# Exercise directions
Retype every entry exactly, character for character.

### Data section

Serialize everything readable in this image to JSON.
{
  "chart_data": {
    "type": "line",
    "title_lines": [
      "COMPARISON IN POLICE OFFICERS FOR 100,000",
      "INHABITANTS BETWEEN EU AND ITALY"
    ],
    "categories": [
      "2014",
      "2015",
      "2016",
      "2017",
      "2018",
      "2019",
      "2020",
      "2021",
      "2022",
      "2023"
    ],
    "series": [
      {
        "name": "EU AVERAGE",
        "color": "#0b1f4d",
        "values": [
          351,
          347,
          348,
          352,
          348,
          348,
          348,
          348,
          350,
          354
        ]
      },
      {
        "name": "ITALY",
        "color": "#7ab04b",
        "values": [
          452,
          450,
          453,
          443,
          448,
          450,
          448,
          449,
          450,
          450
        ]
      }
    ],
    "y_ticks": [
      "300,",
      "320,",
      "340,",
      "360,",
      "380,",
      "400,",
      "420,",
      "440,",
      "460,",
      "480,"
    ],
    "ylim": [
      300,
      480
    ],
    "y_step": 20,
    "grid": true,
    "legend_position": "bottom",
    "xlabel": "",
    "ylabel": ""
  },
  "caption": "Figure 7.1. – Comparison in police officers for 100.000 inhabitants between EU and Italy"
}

######

# Answer for this exercise
Serialize everything readable in this image to JSON.
{
  "chart_data": {
    "type": "line",
    "title_lines": [
      "COMPARISON IN POLICE OFFICERS FOR 100,000",
      "INHABITANTS BETWEEN EU AND ITALY"
    ],
    "categories": [
      "2014",
      "2015",
      "2016",
      "2017",
      "2018",
      "2019",
      "2020",
      "2021",
      "2022",
      "2023"
    ],
    "series": [
      {
        "name": "EU AVERAGE",
        "color": "#0b1f4d",
        "values": [
          351,
          347,
          348,
          352,
          348,
          348,
          348,
          348,
          350,
          354
        ]
      },
      {
        "name": "ITALY",
        "color": "#7ab04b",
        "values": [
          452,
          450,
          453,
          443,
          448,
          450,
          448,
          449,
          450,
          450
        ]
      }
    ],
    "y_ticks": [
      "300,",
      "320,",
      "340,",
      "360,",
      "380,",
      "400,",
      "420,",
      "440,",
      "460,",
      "480,"
    ],
    "ylim": [
      300,
      480
    ],
    "y_step": 20,
    "grid": true,
    "legend_position": "bottom",
    "xlabel": "",
    "ylabel": ""
  },
  "caption": "Figure 7.1. – Comparison in police officers for 100.000 inhabitants between EU and Italy"
}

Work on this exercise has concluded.